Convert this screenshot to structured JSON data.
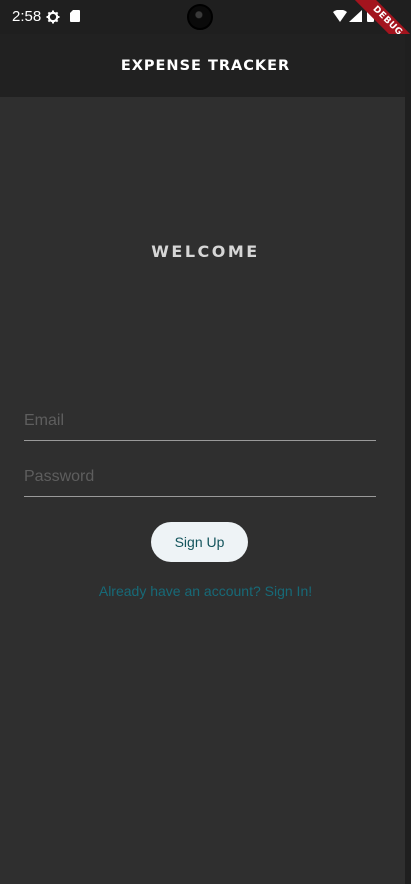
{
  "status_bar": {
    "time": "2:58",
    "icons": [
      "gear-icon",
      "sd-card-icon",
      "wifi-icon",
      "signal-icon",
      "battery-icon"
    ],
    "debug_label": "DEBUG"
  },
  "app_bar": {
    "title": "EXPENSE TRACKER"
  },
  "main": {
    "heading": "WELCOME",
    "email_field": {
      "placeholder": "Email",
      "value": ""
    },
    "password_field": {
      "placeholder": "Password",
      "value": ""
    },
    "signup_button_label": "Sign Up",
    "signin_link": "Already have an account? Sign In!"
  },
  "colors": {
    "background": "#2f2f2f",
    "app_bar": "#212121",
    "button_bg": "#eef3f6",
    "button_text": "#13545c",
    "link": "#176a78",
    "debug_ribbon": "#a3141e"
  }
}
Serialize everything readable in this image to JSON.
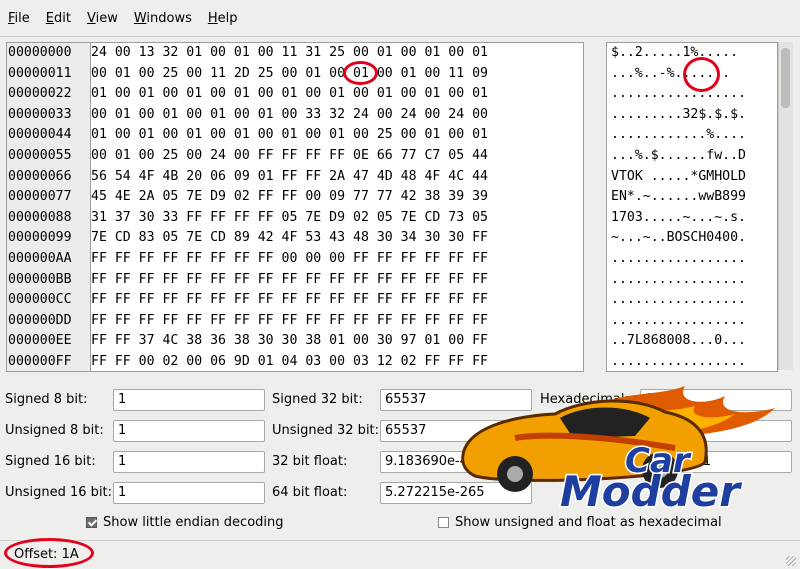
{
  "menu": [
    {
      "label": "File",
      "mnemonic": "F",
      "rest": "ile"
    },
    {
      "label": "Edit",
      "mnemonic": "E",
      "rest": "dit"
    },
    {
      "label": "View",
      "mnemonic": "V",
      "rest": "iew"
    },
    {
      "label": "Windows",
      "mnemonic": "W",
      "rest": "indows"
    },
    {
      "label": "Help",
      "mnemonic": "H",
      "rest": "elp"
    }
  ],
  "hex": {
    "offsets": [
      "00000000",
      "00000011",
      "00000022",
      "00000033",
      "00000044",
      "00000055",
      "00000066",
      "00000077",
      "00000088",
      "00000099",
      "000000AA",
      "000000BB",
      "000000CC",
      "000000DD",
      "000000EE",
      "000000FF"
    ],
    "rows": [
      "24 00 13 32 01 00 01 00 11 31 25 00 01 00 01 00 01",
      "00 01 00 25 00 11 2D 25 00 01 00 01 00 01 00 11 09",
      "01 00 01 00 01 00 01 00 01 00 01 00 01 00 01 00 01",
      "00 01 00 01 00 01 00 01 00 33 32 24 00 24 00 24 00",
      "01 00 01 00 01 00 01 00 01 00 01 00 25 00 01 00 01",
      "00 01 00 25 00 24 00 FF FF FF FF 0E 66 77 C7 05 44",
      "56 54 4F 4B 20 06 09 01 FF FF 2A 47 4D 48 4F 4C 44",
      "45 4E 2A 05 7E D9 02 FF FF 00 09 77 77 42 38 39 39",
      "31 37 30 33 FF FF FF FF 05 7E D9 02 05 7E CD 73 05",
      "7E CD 83 05 7E CD 89 42 4F 53 43 48 30 34 30 30 FF",
      "FF FF FF FF FF FF FF FF 00 00 00 FF FF FF FF FF FF",
      "FF FF FF FF FF FF FF FF FF FF FF FF FF FF FF FF FF",
      "FF FF FF FF FF FF FF FF FF FF FF FF FF FF FF FF FF",
      "FF FF FF FF FF FF FF FF FF FF FF FF FF FF FF FF FF",
      "FF FF 37 4C 38 36 38 30 30 38 01 00 30 97 01 00 FF",
      "FF FF 00 02 00 06 9D 01 04 03 00 03 12 02 FF FF FF"
    ],
    "ascii": [
      "$..2.....1%.....",
      "...%..-%.......",
      ".................",
      ".........32$.$.$.",
      "............%....",
      "...%.$......fw..D",
      "VTOK .....*GMHOLD",
      "EN*.~......wwB899",
      "1703.....~...~.s.",
      "~...~..BOSCH0400.",
      ".................",
      ".................",
      ".................",
      ".................",
      "..7L868008...0...",
      "................."
    ]
  },
  "decode": {
    "signed8": {
      "label": "Signed 8 bit:",
      "value": "1"
    },
    "unsigned8": {
      "label": "Unsigned 8 bit:",
      "value": "1"
    },
    "signed16": {
      "label": "Signed 16 bit:",
      "value": "1"
    },
    "unsigned16": {
      "label": "Unsigned 16 bit:",
      "value": "1"
    },
    "signed32": {
      "label": "Signed 32 bit:",
      "value": "65537"
    },
    "unsigned32": {
      "label": "Unsigned 32 bit:",
      "value": "65537"
    },
    "float32": {
      "label": "32 bit float:",
      "value": "9.183690e-41"
    },
    "float64": {
      "label": "64 bit float:",
      "value": "5.272215e-265"
    },
    "hexadecimal": {
      "label": "Hexadecimal:",
      "value": "01"
    },
    "octal": {
      "value": "001"
    },
    "binary": {
      "value": "00000001"
    }
  },
  "options": {
    "little_endian": {
      "label": "Show little endian decoding",
      "checked": true
    },
    "unsigned_hex": {
      "label": "Show unsigned and float as hexadecimal",
      "checked": false
    }
  },
  "status": {
    "offset": "Offset: 1A"
  },
  "logo": {
    "line1": "Car",
    "line2": "Modder"
  },
  "colors": {
    "annotation": "#e3001b",
    "logo_text": "#1f3fa0",
    "car_body": "#f2a000"
  }
}
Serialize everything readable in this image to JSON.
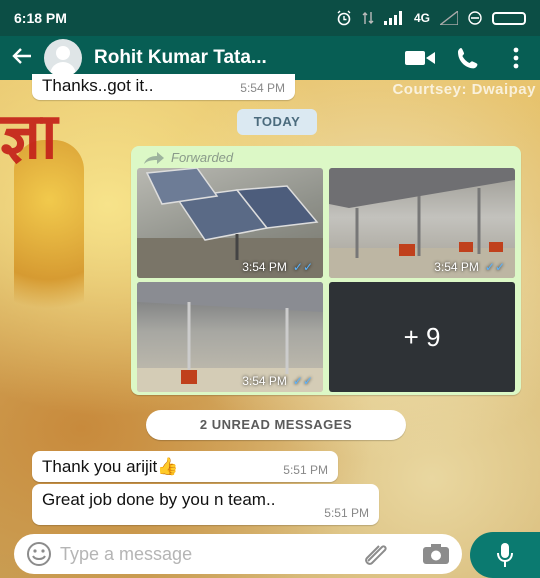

### [Exercise]
Your copy should match the entries exactly, minus the pictures.

### [Response to this task]
Convert this screenshot to structured JSON data.
{
  "status_bar": {
    "time": "2:58",
    "icons": [
      "gear-icon",
      "sd-card-icon",
      "wifi-icon",
      "signal-icon",
      "battery-icon"
    ],
    "debug_label": "DEBUG"
  },
  "app_bar": {
    "title": "EXPENSE TRACKER"
  },
  "main": {
    "heading": "WELCOME",
    "email_field": {
      "placeholder": "Email",
      "value": ""
    },
    "password_field": {
      "placeholder": "Password",
      "value": ""
    },
    "signup_button_label": "Sign Up",
    "signin_link": "Already have an account? Sign In!"
  },
  "colors": {
    "background": "#2f2f2f",
    "app_bar": "#212121",
    "button_bg": "#eef3f6",
    "button_text": "#13545c",
    "link": "#176a78",
    "debug_ribbon": "#a3141e"
  }
}
Serialize everything readable in this image to JSON.
{
  "menu": [
    {
      "label": "File",
      "mnemonic": "F",
      "rest": "ile"
    },
    {
      "label": "Edit",
      "mnemonic": "E",
      "rest": "dit"
    },
    {
      "label": "View",
      "mnemonic": "V",
      "rest": "iew"
    },
    {
      "label": "Windows",
      "mnemonic": "W",
      "rest": "indows"
    },
    {
      "label": "Help",
      "mnemonic": "H",
      "rest": "elp"
    }
  ],
  "hex": {
    "offsets": [
      "00000000",
      "00000011",
      "00000022",
      "00000033",
      "00000044",
      "00000055",
      "00000066",
      "00000077",
      "00000088",
      "00000099",
      "000000AA",
      "000000BB",
      "000000CC",
      "000000DD",
      "000000EE",
      "000000FF"
    ],
    "rows": [
      "24 00 13 32 01 00 01 00 11 31 25 00 01 00 01 00 01",
      "00 01 00 25 00 11 2D 25 00 01 00 01 00 01 00 11 09",
      "01 00 01 00 01 00 01 00 01 00 01 00 01 00 01 00 01",
      "00 01 00 01 00 01 00 01 00 33 32 24 00 24 00 24 00",
      "01 00 01 00 01 00 01 00 01 00 01 00 25 00 01 00 01",
      "00 01 00 25 00 24 00 FF FF FF FF 0E 66 77 C7 05 44",
      "56 54 4F 4B 20 06 09 01 FF FF 2A 47 4D 48 4F 4C 44",
      "45 4E 2A 05 7E D9 02 FF FF 00 09 77 77 42 38 39 39",
      "31 37 30 33 FF FF FF FF 05 7E D9 02 05 7E CD 73 05",
      "7E CD 83 05 7E CD 89 42 4F 53 43 48 30 34 30 30 FF",
      "FF FF FF FF FF FF FF FF 00 00 00 FF FF FF FF FF FF",
      "FF FF FF FF FF FF FF FF FF FF FF FF FF FF FF FF FF",
      "FF FF FF FF FF FF FF FF FF FF FF FF FF FF FF FF FF",
      "FF FF FF FF FF FF FF FF FF FF FF FF FF FF FF FF FF",
      "FF FF 37 4C 38 36 38 30 30 38 01 00 30 97 01 00 FF",
      "FF FF 00 02 00 06 9D 01 04 03 00 03 12 02 FF FF FF"
    ],
    "ascii": [
      "$..2.....1%.....",
      "...%..-%.......",
      ".................",
      ".........32$.$.$.",
      "............%....",
      "...%.$......fw..D",
      "VTOK .....*GMHOLD",
      "EN*.~......wwB899",
      "1703.....~...~.s.",
      "~...~..BOSCH0400.",
      ".................",
      ".................",
      ".................",
      ".................",
      "..7L868008...0...",
      "................."
    ]
  },
  "decode": {
    "signed8": {
      "label": "Signed 8 bit:",
      "value": "1"
    },
    "unsigned8": {
      "label": "Unsigned 8 bit:",
      "value": "1"
    },
    "signed16": {
      "label": "Signed 16 bit:",
      "value": "1"
    },
    "unsigned16": {
      "label": "Unsigned 16 bit:",
      "value": "1"
    },
    "signed32": {
      "label": "Signed 32 bit:",
      "value": "65537"
    },
    "unsigned32": {
      "label": "Unsigned 32 bit:",
      "value": "65537"
    },
    "float32": {
      "label": "32 bit float:",
      "value": "9.183690e-41"
    },
    "float64": {
      "label": "64 bit float:",
      "value": "5.272215e-265"
    },
    "hexadecimal": {
      "label": "Hexadecimal:",
      "value": "01"
    },
    "octal": {
      "value": "001"
    },
    "binary": {
      "value": "00000001"
    }
  },
  "options": {
    "little_endian": {
      "label": "Show little endian decoding",
      "checked": true
    },
    "unsigned_hex": {
      "label": "Show unsigned and float as hexadecimal",
      "checked": false
    }
  },
  "status": {
    "offset": "Offset: 1A"
  },
  "logo": {
    "line1": "Car",
    "line2": "Modder"
  },
  "colors": {
    "annotation": "#e3001b",
    "logo_text": "#1f3fa0",
    "car_body": "#f2a000"
  }
}
Serialize everything readable in this image to JSON.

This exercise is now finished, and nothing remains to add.